┏━━

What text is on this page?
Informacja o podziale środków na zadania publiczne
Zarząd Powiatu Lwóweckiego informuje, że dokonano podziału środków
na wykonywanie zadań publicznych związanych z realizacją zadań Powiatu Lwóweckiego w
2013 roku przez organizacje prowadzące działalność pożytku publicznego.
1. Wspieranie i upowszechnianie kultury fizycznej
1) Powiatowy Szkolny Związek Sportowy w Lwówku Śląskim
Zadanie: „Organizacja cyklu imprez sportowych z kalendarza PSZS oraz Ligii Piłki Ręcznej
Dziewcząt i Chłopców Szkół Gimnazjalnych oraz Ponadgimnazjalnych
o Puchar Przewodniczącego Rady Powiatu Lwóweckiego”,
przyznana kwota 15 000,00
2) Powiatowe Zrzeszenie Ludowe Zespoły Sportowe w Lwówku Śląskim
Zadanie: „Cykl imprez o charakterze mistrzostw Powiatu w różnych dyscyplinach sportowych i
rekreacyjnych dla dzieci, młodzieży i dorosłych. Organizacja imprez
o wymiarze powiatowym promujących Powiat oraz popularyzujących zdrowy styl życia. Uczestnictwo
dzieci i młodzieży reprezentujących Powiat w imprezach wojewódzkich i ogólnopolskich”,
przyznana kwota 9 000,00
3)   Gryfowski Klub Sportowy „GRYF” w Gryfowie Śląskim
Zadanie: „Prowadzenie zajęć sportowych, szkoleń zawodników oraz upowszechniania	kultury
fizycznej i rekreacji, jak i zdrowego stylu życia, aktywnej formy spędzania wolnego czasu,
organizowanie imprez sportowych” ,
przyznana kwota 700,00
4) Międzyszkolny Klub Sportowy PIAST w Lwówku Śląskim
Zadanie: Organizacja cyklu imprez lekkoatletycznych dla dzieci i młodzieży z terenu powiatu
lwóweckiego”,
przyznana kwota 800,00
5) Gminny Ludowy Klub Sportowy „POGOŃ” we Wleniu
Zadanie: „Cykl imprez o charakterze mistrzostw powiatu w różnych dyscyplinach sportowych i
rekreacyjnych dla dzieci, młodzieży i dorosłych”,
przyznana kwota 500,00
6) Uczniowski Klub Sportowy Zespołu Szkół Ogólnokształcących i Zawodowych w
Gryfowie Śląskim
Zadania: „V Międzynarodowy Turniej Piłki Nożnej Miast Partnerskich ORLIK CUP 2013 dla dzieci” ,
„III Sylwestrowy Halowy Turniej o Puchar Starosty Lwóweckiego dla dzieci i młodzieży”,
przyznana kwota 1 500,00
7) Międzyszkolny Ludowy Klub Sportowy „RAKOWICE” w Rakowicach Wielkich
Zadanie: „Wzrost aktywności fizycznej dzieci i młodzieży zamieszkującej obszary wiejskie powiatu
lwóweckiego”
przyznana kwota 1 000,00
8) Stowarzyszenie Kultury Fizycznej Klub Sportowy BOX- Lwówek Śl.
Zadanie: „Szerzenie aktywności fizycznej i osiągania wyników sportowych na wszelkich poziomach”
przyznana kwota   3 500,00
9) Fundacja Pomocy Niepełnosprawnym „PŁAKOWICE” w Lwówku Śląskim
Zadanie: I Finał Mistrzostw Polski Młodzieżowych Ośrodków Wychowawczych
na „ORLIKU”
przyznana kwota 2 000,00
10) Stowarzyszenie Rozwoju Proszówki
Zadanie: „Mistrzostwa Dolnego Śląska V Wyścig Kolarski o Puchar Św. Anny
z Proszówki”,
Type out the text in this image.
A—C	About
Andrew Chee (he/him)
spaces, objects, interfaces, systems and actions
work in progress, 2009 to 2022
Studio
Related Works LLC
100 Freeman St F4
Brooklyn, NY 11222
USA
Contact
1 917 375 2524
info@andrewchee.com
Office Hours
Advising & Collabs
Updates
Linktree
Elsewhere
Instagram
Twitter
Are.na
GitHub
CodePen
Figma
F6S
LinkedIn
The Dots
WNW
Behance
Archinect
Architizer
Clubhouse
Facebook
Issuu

┗━━

* Objective: Going through the entries above, report how many lines include the string "rekreacyjnych". The number alone is the answer.

* Response to this exercise: 2